**Problem to work on:**
Transcribe the full listing exactly, and drop every picture.

[Collection entries]
╔══

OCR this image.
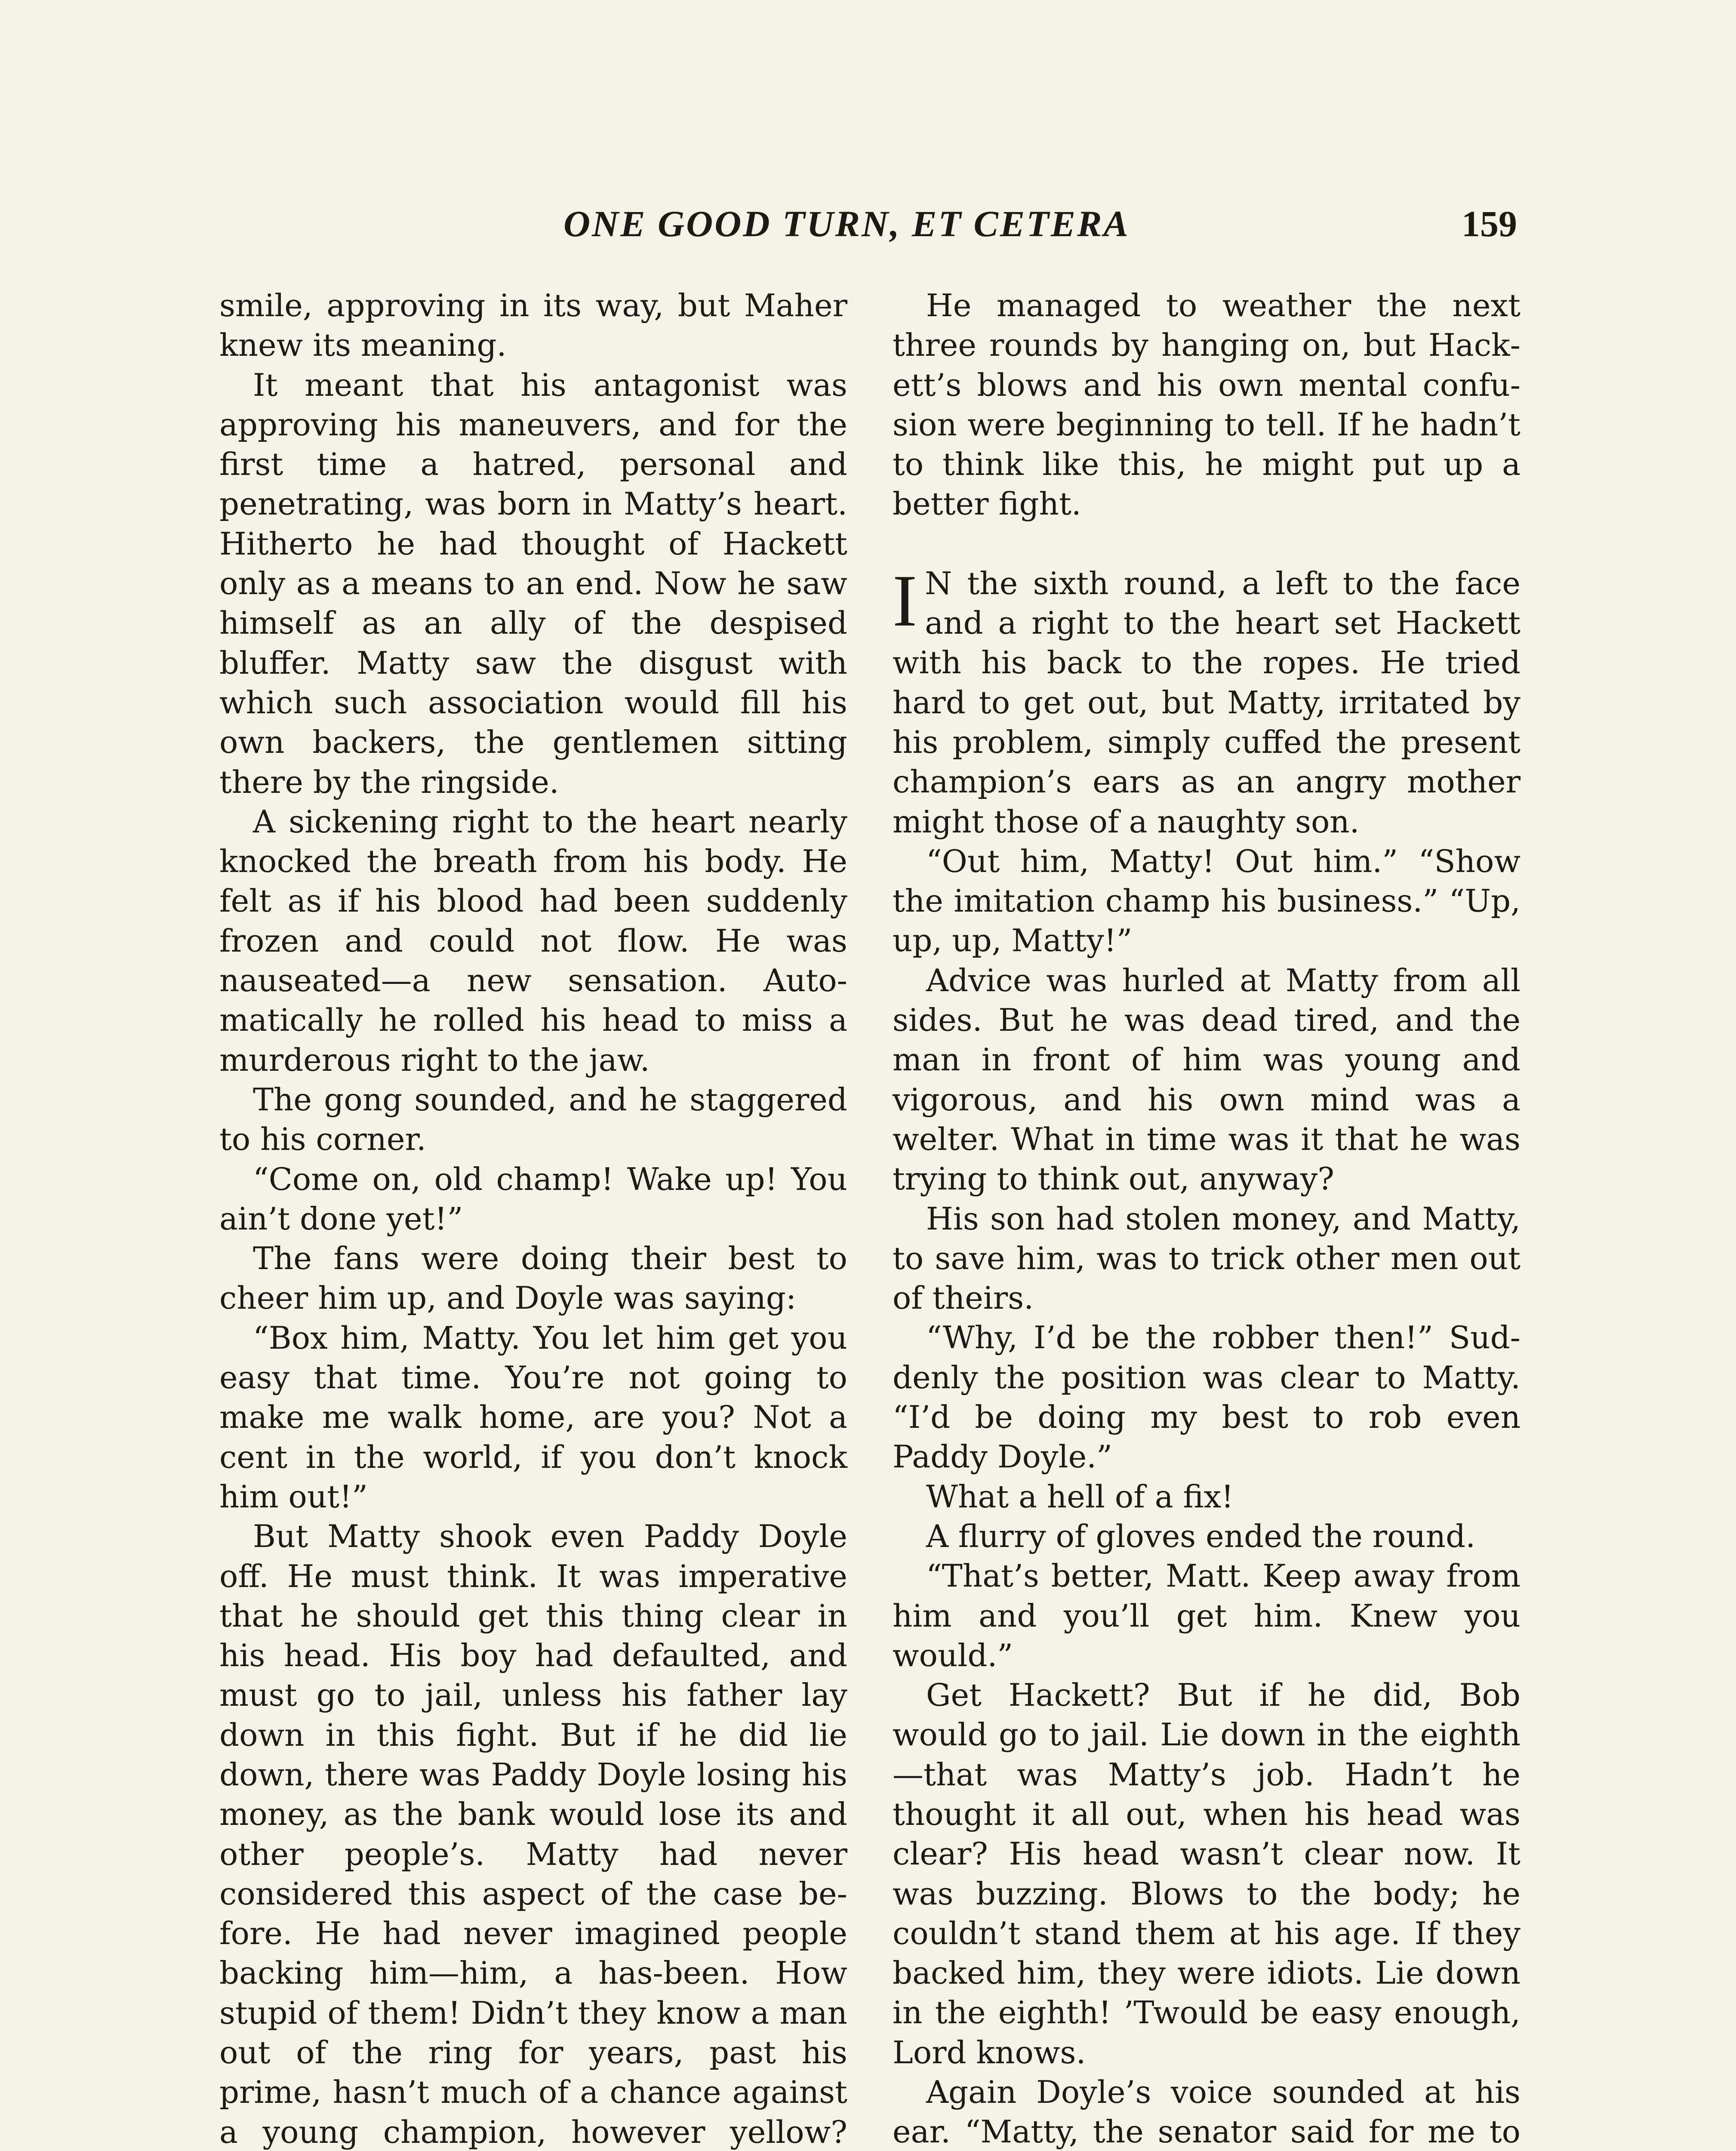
ONE GOOD TURN, ET CETERA	159

smile, approving in its way, but Maher knew its meaning.

It meant that his antagonist was approving his maneuvers, and for the first time a hatred, personal and penetrating, was born in Matty’s heart. Hitherto he had thought of Hackett only as a means to an end. Now he saw himself as an ally of the despised bluffer. Matty saw the disgust with which such association would fill his own backers, the gentlemen sitting there by the ringside.

A sickening right to the heart nearly knocked the breath from his body. He felt as if his blood had been suddenly frozen and could not flow. He was nauseated—a new sensation. Automatically he rolled his head to miss a murderous right to the jaw.

The gong sounded, and he staggered to his corner.

“Come on, old champ! Wake up! You ain’t done yet!”

The fans were doing their best to cheer him up, and Doyle was saying:

“Box him, Matty. You let him get you easy that time. You’re not going to make me walk home, are you? Not a cent in the world, if you don’t knock him out!”

But Matty shook even Paddy Doyle off. He must think. It was imperative that he should get this thing clear in his head. His boy had defaulted, and must go to jail, unless his father lay down in this fight. But if he did lie down, there was Paddy Doyle losing his money, as the bank would lose its and other people’s. Matty had never considered this aspect of the case before. He had never imagined people backing him—him, a has-been. How stupid of them! Didn’t they know a man out of the ring for years, past his prime, hasn’t much of a chance against a young champion, however yellow?

He managed to weather the next three rounds by hanging on, but Hackett’s blows and his own mental confusion were beginning to tell. If he hadn’t to think like this, he might put up a better fight.

I N the sixth round, a left to the face and a right to the heart set Hackett with his back to the ropes. He tried hard to get out, but Matty, irritated by his problem, simply cuffed the present champion’s ears as an angry mother might those of a naughty son.

“Out him, Matty! Out him.” “Show the imitation champ his business.” “Up, up, up, Matty!”

Advice was hurled at Matty from all sides. But he was dead tired, and the man in front of him was young and vigorous, and his own mind was a welter. What in time was it that he was trying to think out, anyway?

His son had stolen money, and Matty, to save him, was to trick other men out of theirs.

“Why, I’d be the robber then!” Suddenly the position was clear to Matty. “I’d be doing my best to rob even Paddy Doyle.”

What a hell of a fix!

A flurry of gloves ended the round.

“That’s better, Matt. Keep away from him and you’ll get him. Knew you would.”

Get Hackett? But if he did, Bob would go to jail. Lie down in the eighth—that was Matty’s job. Hadn’t he thought it all out, when his head was clear? His head wasn’t clear now. It was buzzing. Blows to the body; he couldn’t stand them at his age. If they backed him, they were idiots. Lie down in the eighth! ’Twould be easy enough, Lord knows.

Again Doyle’s voice sounded at his ear. “Matty, the senator said for me to
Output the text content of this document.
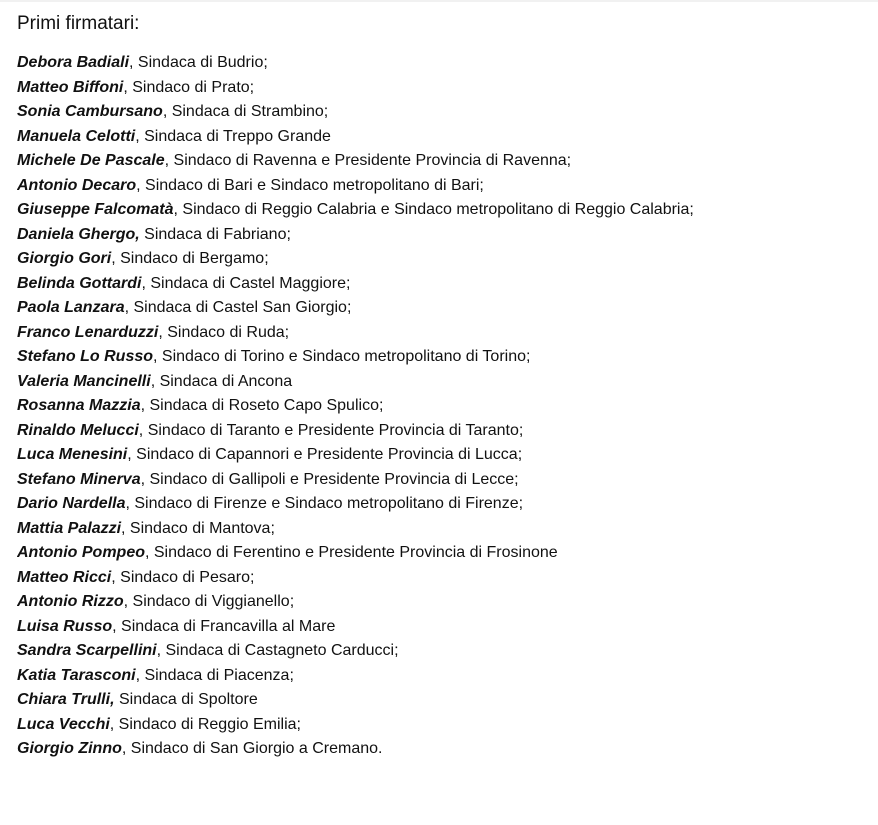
Primi firmatari:
Debora Badiali, Sindaca di Budrio;
Matteo Biffoni, Sindaco di Prato;
Sonia Cambursano, Sindaca di Strambino;
Manuela Celotti, Sindaca di Treppo Grande
Michele De Pascale, Sindaco di Ravenna e Presidente Provincia di Ravenna;
Antonio Decaro, Sindaco di Bari e Sindaco metropolitano di Bari;
Giuseppe Falcomatà, Sindaco di Reggio Calabria e Sindaco metropolitano di Reggio Calabria;
Daniela Ghergo, Sindaca di Fabriano;
Giorgio Gori, Sindaco di Bergamo;
Belinda Gottardi, Sindaca di Castel Maggiore;
Paola Lanzara, Sindaca di Castel San Giorgio;
Franco Lenarduzzi, Sindaco di Ruda;
Stefano Lo Russo, Sindaco di Torino e Sindaco metropolitano di Torino;
Valeria Mancinelli, Sindaca di Ancona
Rosanna Mazzia, Sindaca di Roseto Capo Spulico;
Rinaldo Melucci, Sindaco di Taranto e Presidente Provincia di Taranto;
Luca Menesini, Sindaco di Capannori e Presidente Provincia di Lucca;
Stefano Minerva, Sindaco di Gallipoli e Presidente Provincia di Lecce;
Dario Nardella, Sindaco di Firenze e Sindaco metropolitano di Firenze;
Mattia Palazzi, Sindaco di Mantova;
Antonio Pompeo, Sindaco di Ferentino e Presidente Provincia di Frosinone
Matteo Ricci, Sindaco di Pesaro;
Antonio Rizzo, Sindaco di Viggianello;
Luisa Russo, Sindaca di Francavilla al Mare
Sandra Scarpellini, Sindaca di Castagneto Carducci;
Katia Tarasconi, Sindaca di Piacenza;
Chiara Trulli, Sindaca di Spoltore
Luca Vecchi, Sindaco di Reggio Emilia;
Giorgio Zinno, Sindaco di San Giorgio a Cremano.
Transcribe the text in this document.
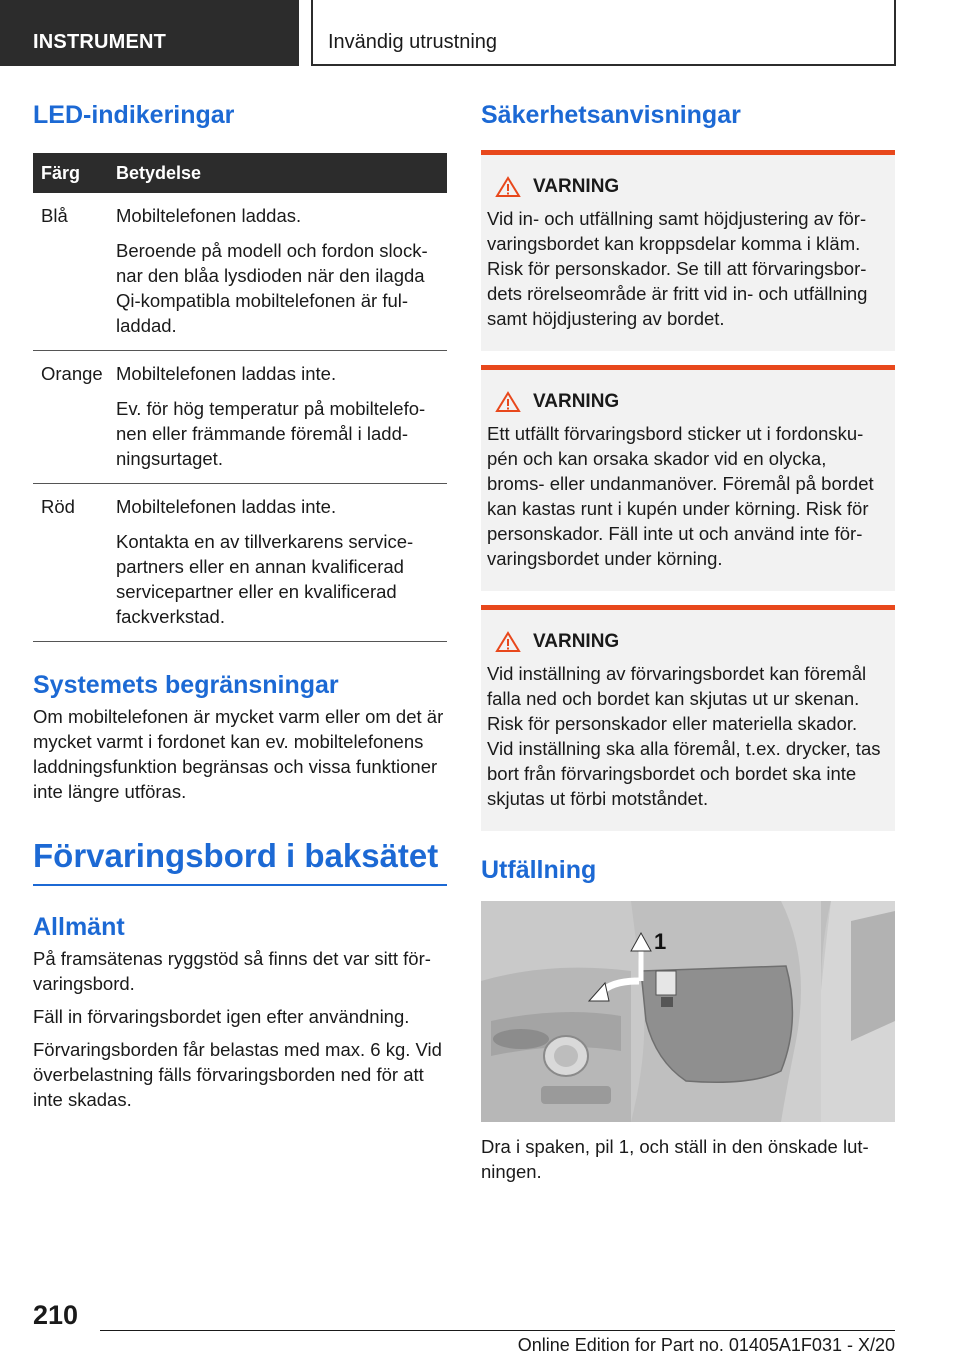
INSTRUMENT	Invändig utrustning
LED-indikeringar
Färg	Betydelse
Blå	Mobiltelefonen laddas.
Beroende på modell och fordon slocknar den blåa lysdioden när den ilagda Qi-kompatibla mobiltelefonen är fulladdad.

Orange	Mobiltelefonen laddas inte.
Ev. för hög temperatur på mobiltelefonen eller främmande föremål i laddningsurtaget.

Röd	Mobiltelefonen laddas inte.
Kontakta en av tillverkarens servicepartners eller en annan kvalificerad servicepartner eller en kvalificerad fackverkstad.
Systemets begränsningar

Om mobiltelefonen är mycket varm eller om det är mycket varmt i fordonet kan ev. mobiltelefonens laddningsfunktion begränsas och vissa funktioner inte längre utföras.

Förvaringsbord i baksätet
Allmänt

På framsätenas ryggstöd så finns det var sitt förvaringsbord.

Fäll in förvaringsbordet igen efter användning.

Förvaringsborden får belastas med max. 6 kg. Vid överbelastning fälls förvaringsborden ned för att inte skadas.

Säkerhetsanvisningar
VARNING

Vid in- och utfällning samt höjdjustering av förvaringsbordet kan kroppsdelar komma i kläm. Risk för personskador. Se till att förvaringsbordets rörelseområde är fritt vid in- och utfällning samt höjdjustering av bordet.

VARNING

Ett utfällt förvaringsbord sticker ut i fordonskupén och kan orsaka skador vid en olycka, broms- eller undanmanöver. Föremål på bordet kan kastas runt i kupén under körning. Risk för personskador. Fäll inte ut och använd inte förvaringsbordet under körning.

VARNING

Vid inställning av förvaringsbordet kan föremål falla ned och bordet kan skjutas ut ur skenan. Risk för personskador eller materiella skador. Vid inställning ska alla föremål, t.ex. drycker, tas bort från förvaringsbordet och bordet ska inte skjutas ut förbi motståndet.

Utfällning
1

Dra i spaken, pil 1, och ställ in den önskade lutningen.

210
Online Edition for Part no. 01405A1F031 - X/20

╚══

**Output for this task:**
OCR this image.
ONE GOOD TURN, ET CETERA	159

smile, approving in its way, but Maher knew its meaning.

It meant that his antagonist was approving his maneuvers, and for the first time a hatred, personal and penetrating, was born in Matty’s heart. Hitherto he had thought of Hackett only as a means to an end. Now he saw himself as an ally of the despised bluffer. Matty saw the disgust with which such association would fill his own backers, the gentlemen sitting there by the ringside.

A sickening right to the heart nearly knocked the breath from his body. He felt as if his blood had been suddenly frozen and could not flow. He was nauseated—a new sensation. Automatically he rolled his head to miss a murderous right to the jaw.

The gong sounded, and he staggered to his corner.

“Come on, old champ! Wake up! You ain’t done yet!”

The fans were doing their best to cheer him up, and Doyle was saying:

“Box him, Matty. You let him get you easy that time. You’re not going to make me walk home, are you? Not a cent in the world, if you don’t knock him out!”

But Matty shook even Paddy Doyle off. He must think. It was imperative that he should get this thing clear in his head. His boy had defaulted, and must go to jail, unless his father lay down in this fight. But if he did lie down, there was Paddy Doyle losing his money, as the bank would lose its and other people’s. Matty had never considered this aspect of the case before. He had never imagined people backing him—him, a has-been. How stupid of them! Didn’t they know a man out of the ring for years, past his prime, hasn’t much of a chance against a young champion, however yellow?

He managed to weather the next three rounds by hanging on, but Hackett’s blows and his own mental confusion were beginning to tell. If he hadn’t to think like this, he might put up a better fight.

I N the sixth round, a left to the face and a right to the heart set Hackett with his back to the ropes. He tried hard to get out, but Matty, irritated by his problem, simply cuffed the present champion’s ears as an angry mother might those of a naughty son.

“Out him, Matty! Out him.” “Show the imitation champ his business.” “Up, up, up, Matty!”

Advice was hurled at Matty from all sides. But he was dead tired, and the man in front of him was young and vigorous, and his own mind was a welter. What in time was it that he was trying to think out, anyway?

His son had stolen money, and Matty, to save him, was to trick other men out of theirs.

“Why, I’d be the robber then!” Suddenly the position was clear to Matty. “I’d be doing my best to rob even Paddy Doyle.”

What a hell of a fix!

A flurry of gloves ended the round.

“That’s better, Matt. Keep away from him and you’ll get him. Knew you would.”

Get Hackett? But if he did, Bob would go to jail. Lie down in the eighth—that was Matty’s job. Hadn’t he thought it all out, when his head was clear? His head wasn’t clear now. It was buzzing. Blows to the body; he couldn’t stand them at his age. If they backed him, they were idiots. Lie down in the eighth! ’Twould be easy enough, Lord knows.

Again Doyle’s voice sounded at his ear. “Matty, the senator said for me to
Output the text content of this document.
Primi firmatari:
Debora Badiali, Sindaca di Budrio;
Matteo Biffoni, Sindaco di Prato;
Sonia Cambursano, Sindaca di Strambino;
Manuela Celotti, Sindaca di Treppo Grande
Michele De Pascale, Sindaco di Ravenna e Presidente Provincia di Ravenna;
Antonio Decaro, Sindaco di Bari e Sindaco metropolitano di Bari;
Giuseppe Falcomatà, Sindaco di Reggio Calabria e Sindaco metropolitano di Reggio Calabria;
Daniela Ghergo, Sindaca di Fabriano;
Giorgio Gori, Sindaco di Bergamo;
Belinda Gottardi, Sindaca di Castel Maggiore;
Paola Lanzara, Sindaca di Castel San Giorgio;
Franco Lenarduzzi, Sindaco di Ruda;
Stefano Lo Russo, Sindaco di Torino e Sindaco metropolitano di Torino;
Valeria Mancinelli, Sindaca di Ancona
Rosanna Mazzia, Sindaca di Roseto Capo Spulico;
Rinaldo Melucci, Sindaco di Taranto e Presidente Provincia di Taranto;
Luca Menesini, Sindaco di Capannori e Presidente Provincia di Lucca;
Stefano Minerva, Sindaco di Gallipoli e Presidente Provincia di Lecce;
Dario Nardella, Sindaco di Firenze e Sindaco metropolitano di Firenze;
Mattia Palazzi, Sindaco di Mantova;
Antonio Pompeo, Sindaco di Ferentino e Presidente Provincia di Frosinone
Matteo Ricci, Sindaco di Pesaro;
Antonio Rizzo, Sindaco di Viggianello;
Luisa Russo, Sindaca di Francavilla al Mare
Sandra Scarpellini, Sindaca di Castagneto Carducci;
Katia Tarasconi, Sindaca di Piacenza;
Chiara Trulli, Sindaca di Spoltore
Luca Vecchi, Sindaco di Reggio Emilia;
Giorgio Zinno, Sindaco di San Giorgio a Cremano.
Transcribe the text in this document.
INSTRUMENT	Invändig utrustning
LED-indikeringar
Färg	Betydelse
Blå	Mobiltelefonen laddas.
Beroende på modell och fordon slocknar den blåa lysdioden när den ilagda Qi-kompatibla mobiltelefonen är fulladdad.

Orange	Mobiltelefonen laddas inte.
Ev. för hög temperatur på mobiltelefonen eller främmande föremål i laddningsurtaget.

Röd	Mobiltelefonen laddas inte.
Kontakta en av tillverkarens servicepartners eller en annan kvalificerad servicepartner eller en kvalificerad fackverkstad.
Systemets begränsningar

Om mobiltelefonen är mycket varm eller om det är mycket varmt i fordonet kan ev. mobiltelefonens laddningsfunktion begränsas och vissa funktioner inte längre utföras.

Förvaringsbord i baksätet
Allmänt

På framsätenas ryggstöd så finns det var sitt förvaringsbord.

Fäll in förvaringsbordet igen efter användning.

Förvaringsborden får belastas med max. 6 kg. Vid överbelastning fälls förvaringsborden ned för att inte skadas.

Säkerhetsanvisningar
VARNING

Vid in- och utfällning samt höjdjustering av förvaringsbordet kan kroppsdelar komma i kläm. Risk för personskador. Se till att förvaringsbordets rörelseområde är fritt vid in- och utfällning samt höjdjustering av bordet.

VARNING

Ett utfällt förvaringsbord sticker ut i fordonskupén och kan orsaka skador vid en olycka, broms- eller undanmanöver. Föremål på bordet kan kastas runt i kupén under körning. Risk för personskador. Fäll inte ut och använd inte förvaringsbordet under körning.

VARNING

Vid inställning av förvaringsbordet kan föremål falla ned och bordet kan skjutas ut ur skenan. Risk för personskador eller materiella skador. Vid inställning ska alla föremål, t.ex. drycker, tas bort från förvaringsbordet och bordet ska inte skjutas ut förbi motståndet.

Utfällning
1

Dra i spaken, pil 1, och ställ in den önskade lutningen.

210
Online Edition for Part no. 01405A1F031 - X/20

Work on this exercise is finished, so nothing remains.